[Exercise aim] Below are the records; pull every line that includes "paid".

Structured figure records
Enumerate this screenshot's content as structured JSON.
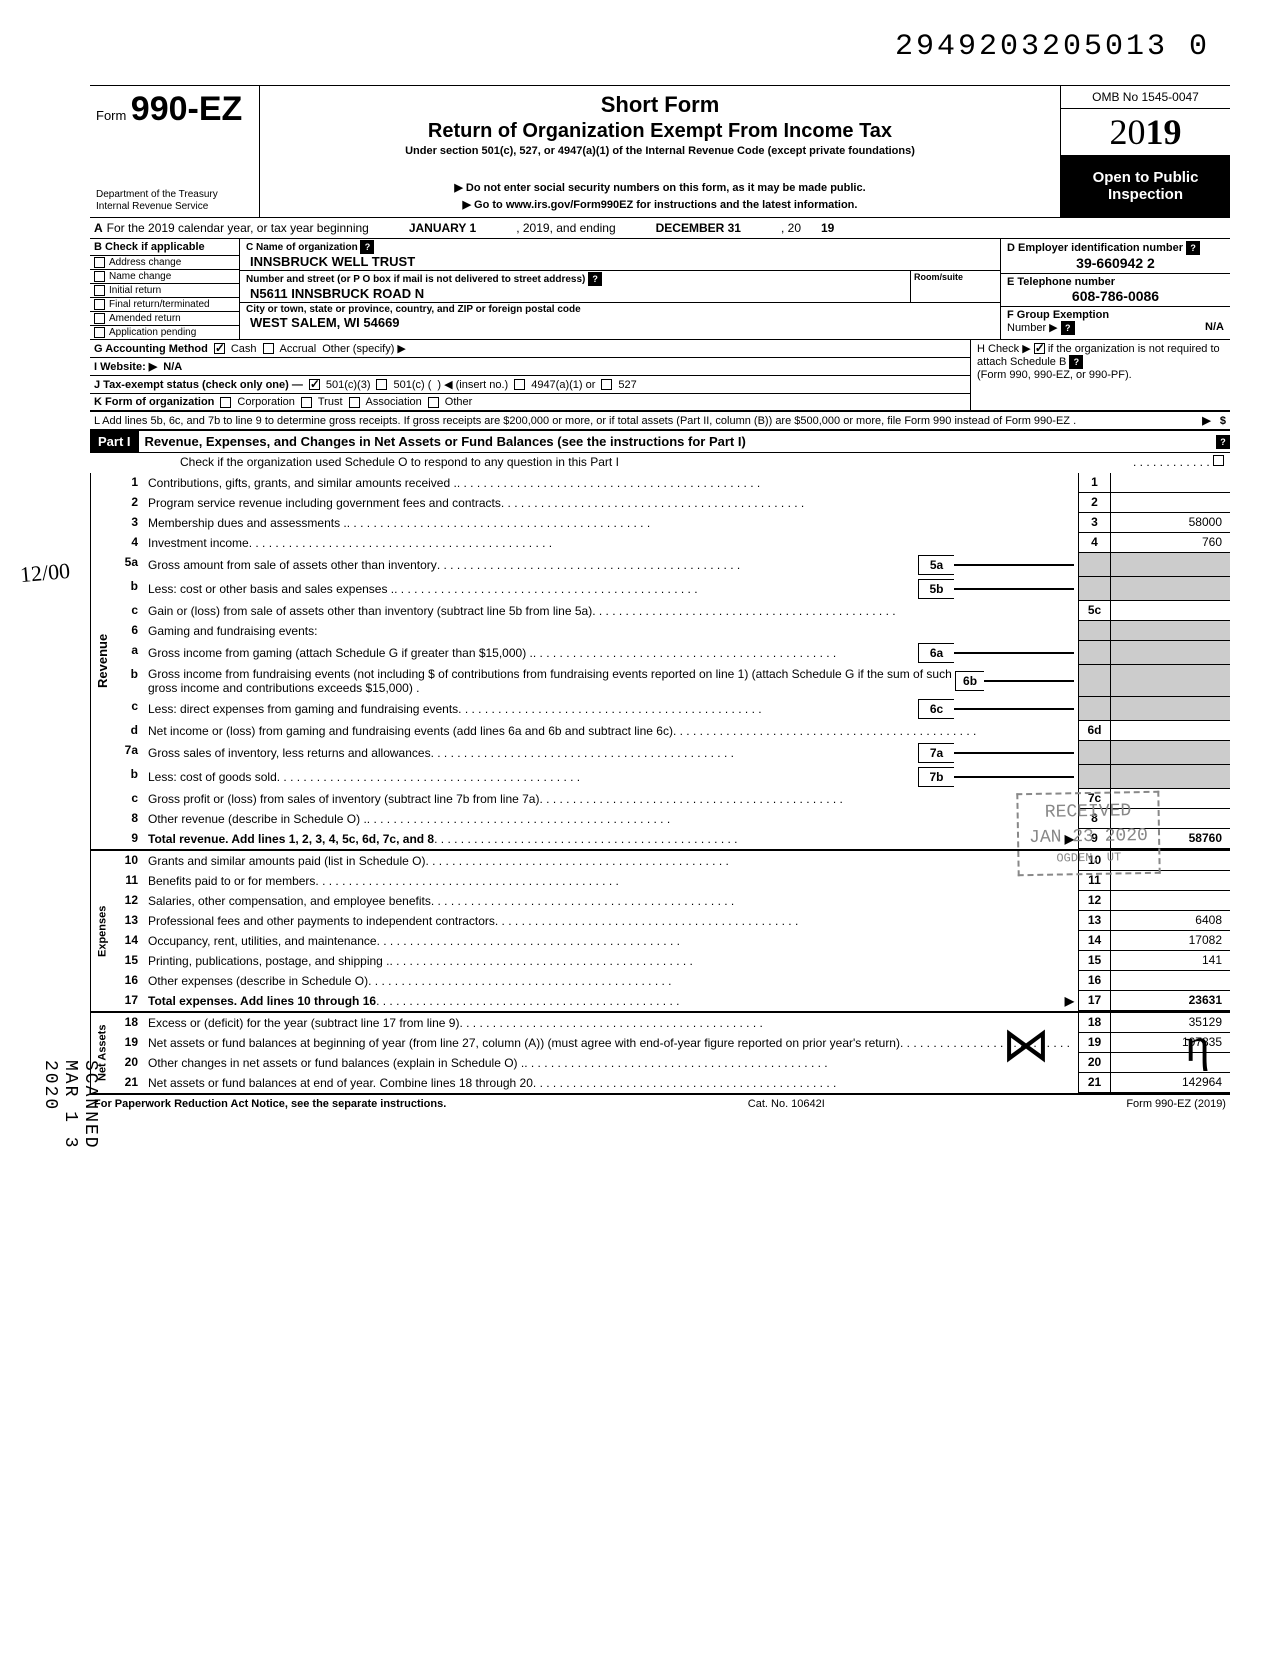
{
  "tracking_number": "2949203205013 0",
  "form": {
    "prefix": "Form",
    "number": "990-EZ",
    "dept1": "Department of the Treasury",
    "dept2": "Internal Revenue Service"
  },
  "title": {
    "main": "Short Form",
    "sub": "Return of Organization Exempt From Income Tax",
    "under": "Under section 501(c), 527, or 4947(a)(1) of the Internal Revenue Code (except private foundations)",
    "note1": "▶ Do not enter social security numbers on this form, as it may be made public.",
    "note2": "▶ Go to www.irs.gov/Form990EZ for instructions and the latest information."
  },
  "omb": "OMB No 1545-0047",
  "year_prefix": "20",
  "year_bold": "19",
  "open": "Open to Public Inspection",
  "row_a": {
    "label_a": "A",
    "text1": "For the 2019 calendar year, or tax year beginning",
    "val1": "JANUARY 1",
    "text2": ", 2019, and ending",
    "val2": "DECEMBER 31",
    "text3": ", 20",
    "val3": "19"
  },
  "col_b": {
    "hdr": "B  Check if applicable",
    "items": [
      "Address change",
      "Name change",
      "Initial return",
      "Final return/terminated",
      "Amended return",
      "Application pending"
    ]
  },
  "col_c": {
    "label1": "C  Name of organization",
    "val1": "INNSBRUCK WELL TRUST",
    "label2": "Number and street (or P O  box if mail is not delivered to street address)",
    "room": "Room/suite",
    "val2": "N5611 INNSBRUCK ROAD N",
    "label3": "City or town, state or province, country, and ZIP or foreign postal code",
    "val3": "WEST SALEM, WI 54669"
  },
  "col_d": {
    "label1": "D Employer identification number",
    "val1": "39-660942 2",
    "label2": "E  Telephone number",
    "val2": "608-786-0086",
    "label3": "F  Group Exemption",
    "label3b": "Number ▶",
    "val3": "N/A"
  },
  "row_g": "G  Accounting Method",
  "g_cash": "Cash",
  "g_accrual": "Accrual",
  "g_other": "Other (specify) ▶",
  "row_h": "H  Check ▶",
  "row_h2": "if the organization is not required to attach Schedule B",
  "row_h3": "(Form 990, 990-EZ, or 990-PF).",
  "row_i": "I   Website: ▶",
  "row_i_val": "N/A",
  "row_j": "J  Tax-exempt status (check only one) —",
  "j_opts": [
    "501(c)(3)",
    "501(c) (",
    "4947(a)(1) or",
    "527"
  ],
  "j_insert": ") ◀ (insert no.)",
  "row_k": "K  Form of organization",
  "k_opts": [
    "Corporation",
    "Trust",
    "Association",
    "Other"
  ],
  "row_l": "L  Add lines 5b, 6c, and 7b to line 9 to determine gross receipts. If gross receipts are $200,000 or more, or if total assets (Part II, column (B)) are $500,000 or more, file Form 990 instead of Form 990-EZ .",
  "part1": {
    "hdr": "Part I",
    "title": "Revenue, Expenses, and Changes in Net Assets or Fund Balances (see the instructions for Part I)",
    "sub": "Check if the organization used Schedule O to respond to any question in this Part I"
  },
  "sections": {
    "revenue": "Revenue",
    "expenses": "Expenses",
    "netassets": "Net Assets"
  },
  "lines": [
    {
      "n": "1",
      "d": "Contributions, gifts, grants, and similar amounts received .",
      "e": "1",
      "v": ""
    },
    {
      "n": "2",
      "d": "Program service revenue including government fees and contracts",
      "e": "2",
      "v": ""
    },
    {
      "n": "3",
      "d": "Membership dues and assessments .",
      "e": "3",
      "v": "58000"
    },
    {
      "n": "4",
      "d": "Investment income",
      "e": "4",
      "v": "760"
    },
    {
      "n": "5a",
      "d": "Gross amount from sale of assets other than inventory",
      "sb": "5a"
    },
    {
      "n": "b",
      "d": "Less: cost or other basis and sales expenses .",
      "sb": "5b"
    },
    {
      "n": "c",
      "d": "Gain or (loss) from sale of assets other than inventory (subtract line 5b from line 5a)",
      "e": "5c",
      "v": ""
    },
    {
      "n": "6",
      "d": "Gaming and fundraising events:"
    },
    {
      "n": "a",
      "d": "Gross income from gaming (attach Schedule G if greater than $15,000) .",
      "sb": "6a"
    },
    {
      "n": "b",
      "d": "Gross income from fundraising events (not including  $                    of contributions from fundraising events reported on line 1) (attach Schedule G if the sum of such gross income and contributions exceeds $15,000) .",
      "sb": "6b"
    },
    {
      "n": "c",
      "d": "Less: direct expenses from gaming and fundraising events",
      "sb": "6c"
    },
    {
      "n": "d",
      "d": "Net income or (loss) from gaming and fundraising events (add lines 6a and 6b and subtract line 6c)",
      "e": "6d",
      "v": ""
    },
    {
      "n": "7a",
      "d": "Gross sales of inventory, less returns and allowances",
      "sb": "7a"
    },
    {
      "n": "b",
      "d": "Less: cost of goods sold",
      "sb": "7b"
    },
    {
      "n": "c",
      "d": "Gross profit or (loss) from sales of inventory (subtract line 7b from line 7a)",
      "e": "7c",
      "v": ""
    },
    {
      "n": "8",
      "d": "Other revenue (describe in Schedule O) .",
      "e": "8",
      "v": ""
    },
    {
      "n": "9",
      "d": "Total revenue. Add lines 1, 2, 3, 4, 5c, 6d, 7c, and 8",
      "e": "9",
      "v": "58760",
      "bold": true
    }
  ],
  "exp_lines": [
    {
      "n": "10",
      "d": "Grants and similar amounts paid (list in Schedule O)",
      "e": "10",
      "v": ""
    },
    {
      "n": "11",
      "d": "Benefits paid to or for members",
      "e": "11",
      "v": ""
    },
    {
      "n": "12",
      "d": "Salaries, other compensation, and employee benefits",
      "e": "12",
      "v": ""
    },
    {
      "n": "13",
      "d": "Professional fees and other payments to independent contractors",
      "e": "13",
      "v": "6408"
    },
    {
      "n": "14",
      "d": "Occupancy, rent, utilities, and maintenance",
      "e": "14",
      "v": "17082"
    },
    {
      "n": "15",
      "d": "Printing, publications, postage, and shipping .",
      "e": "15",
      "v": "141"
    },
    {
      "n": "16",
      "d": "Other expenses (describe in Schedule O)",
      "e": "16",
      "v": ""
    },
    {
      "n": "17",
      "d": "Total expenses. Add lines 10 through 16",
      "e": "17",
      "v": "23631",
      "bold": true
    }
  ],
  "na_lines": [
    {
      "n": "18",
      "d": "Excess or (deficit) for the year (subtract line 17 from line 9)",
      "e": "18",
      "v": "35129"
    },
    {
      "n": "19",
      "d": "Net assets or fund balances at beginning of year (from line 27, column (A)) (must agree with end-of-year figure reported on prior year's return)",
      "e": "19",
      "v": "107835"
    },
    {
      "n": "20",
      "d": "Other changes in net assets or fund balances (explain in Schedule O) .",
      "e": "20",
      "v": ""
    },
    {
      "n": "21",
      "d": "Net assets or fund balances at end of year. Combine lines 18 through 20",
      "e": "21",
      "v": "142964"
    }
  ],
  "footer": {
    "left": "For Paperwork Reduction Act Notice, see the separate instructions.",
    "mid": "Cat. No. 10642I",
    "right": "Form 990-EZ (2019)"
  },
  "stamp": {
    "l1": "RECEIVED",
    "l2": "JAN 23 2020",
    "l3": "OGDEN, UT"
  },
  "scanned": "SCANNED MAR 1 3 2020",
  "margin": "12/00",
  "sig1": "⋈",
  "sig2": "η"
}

--

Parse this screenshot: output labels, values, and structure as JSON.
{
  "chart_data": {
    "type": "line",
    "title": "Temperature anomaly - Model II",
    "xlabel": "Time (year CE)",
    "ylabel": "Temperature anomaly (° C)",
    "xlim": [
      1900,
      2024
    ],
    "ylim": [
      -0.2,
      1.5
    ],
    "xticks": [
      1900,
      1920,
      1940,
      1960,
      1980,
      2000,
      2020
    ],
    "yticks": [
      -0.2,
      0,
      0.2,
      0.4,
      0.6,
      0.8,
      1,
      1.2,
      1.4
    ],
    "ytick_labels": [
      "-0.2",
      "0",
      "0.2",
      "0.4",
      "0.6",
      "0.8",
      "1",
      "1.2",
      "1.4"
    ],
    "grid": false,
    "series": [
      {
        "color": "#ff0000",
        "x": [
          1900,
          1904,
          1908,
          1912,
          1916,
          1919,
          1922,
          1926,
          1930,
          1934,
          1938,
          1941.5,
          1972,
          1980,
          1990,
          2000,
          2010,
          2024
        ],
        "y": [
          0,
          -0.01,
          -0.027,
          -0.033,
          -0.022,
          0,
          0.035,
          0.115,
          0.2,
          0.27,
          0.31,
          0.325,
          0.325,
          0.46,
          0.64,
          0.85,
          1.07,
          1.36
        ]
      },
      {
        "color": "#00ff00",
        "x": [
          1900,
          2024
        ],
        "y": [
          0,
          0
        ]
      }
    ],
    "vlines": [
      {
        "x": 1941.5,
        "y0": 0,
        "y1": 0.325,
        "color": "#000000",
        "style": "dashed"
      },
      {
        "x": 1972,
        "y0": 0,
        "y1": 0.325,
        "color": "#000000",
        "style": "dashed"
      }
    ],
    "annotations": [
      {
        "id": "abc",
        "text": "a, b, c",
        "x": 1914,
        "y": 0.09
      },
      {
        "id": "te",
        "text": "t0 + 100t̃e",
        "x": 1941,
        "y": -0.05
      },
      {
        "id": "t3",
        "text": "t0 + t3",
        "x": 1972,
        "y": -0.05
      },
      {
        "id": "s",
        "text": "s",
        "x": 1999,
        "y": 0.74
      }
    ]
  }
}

[Answer for this exercise]
      "d": "Grants and similar amounts paid (list in Schedule O)",
      "d": "Benefits paid to or for members",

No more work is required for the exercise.